### What you need to do:
Go through the material and tally the lines containing the string "下列分析正确的是". Give the total alone.

### Listing:
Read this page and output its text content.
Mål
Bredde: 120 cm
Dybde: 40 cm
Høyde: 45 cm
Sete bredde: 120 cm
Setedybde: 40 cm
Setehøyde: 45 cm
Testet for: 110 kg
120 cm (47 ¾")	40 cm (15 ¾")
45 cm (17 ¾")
--
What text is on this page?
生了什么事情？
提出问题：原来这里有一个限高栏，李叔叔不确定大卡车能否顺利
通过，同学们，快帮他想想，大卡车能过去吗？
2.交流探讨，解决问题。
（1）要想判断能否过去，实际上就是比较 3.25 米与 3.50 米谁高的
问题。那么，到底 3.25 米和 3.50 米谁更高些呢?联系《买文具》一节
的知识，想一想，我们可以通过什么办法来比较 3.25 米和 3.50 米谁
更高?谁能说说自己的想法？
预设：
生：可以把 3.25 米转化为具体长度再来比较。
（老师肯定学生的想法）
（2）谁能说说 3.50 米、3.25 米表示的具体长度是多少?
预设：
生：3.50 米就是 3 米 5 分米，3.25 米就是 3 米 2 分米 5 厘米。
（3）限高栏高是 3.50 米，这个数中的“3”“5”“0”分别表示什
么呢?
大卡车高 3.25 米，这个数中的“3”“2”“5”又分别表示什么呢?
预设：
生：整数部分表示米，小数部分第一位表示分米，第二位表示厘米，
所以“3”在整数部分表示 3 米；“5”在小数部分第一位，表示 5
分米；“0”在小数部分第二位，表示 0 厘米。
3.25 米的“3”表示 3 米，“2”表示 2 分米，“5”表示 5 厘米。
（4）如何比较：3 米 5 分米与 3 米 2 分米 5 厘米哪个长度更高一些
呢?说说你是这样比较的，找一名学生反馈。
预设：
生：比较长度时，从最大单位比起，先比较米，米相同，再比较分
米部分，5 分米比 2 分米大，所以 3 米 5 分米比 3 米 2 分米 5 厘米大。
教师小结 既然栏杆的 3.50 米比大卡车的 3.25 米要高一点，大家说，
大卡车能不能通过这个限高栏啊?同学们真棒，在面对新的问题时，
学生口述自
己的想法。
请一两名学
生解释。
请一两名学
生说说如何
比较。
* * *
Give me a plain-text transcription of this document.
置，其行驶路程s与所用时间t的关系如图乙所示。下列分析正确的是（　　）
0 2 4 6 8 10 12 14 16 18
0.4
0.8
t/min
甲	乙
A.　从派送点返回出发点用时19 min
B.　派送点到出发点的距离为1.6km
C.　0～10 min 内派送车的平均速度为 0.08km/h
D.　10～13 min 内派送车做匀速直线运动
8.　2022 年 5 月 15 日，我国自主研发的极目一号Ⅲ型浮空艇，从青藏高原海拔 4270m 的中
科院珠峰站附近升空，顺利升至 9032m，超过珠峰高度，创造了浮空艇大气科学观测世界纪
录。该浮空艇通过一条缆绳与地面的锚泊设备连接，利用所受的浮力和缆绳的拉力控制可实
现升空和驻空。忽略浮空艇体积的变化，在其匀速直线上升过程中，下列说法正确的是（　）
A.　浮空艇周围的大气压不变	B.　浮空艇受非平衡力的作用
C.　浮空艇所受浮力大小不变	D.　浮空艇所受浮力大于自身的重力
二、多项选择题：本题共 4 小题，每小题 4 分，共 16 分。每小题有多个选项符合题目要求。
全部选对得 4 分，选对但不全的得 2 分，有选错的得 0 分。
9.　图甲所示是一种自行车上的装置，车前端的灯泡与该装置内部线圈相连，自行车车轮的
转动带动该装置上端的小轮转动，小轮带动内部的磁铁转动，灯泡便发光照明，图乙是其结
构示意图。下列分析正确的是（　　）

### Complete answer:
2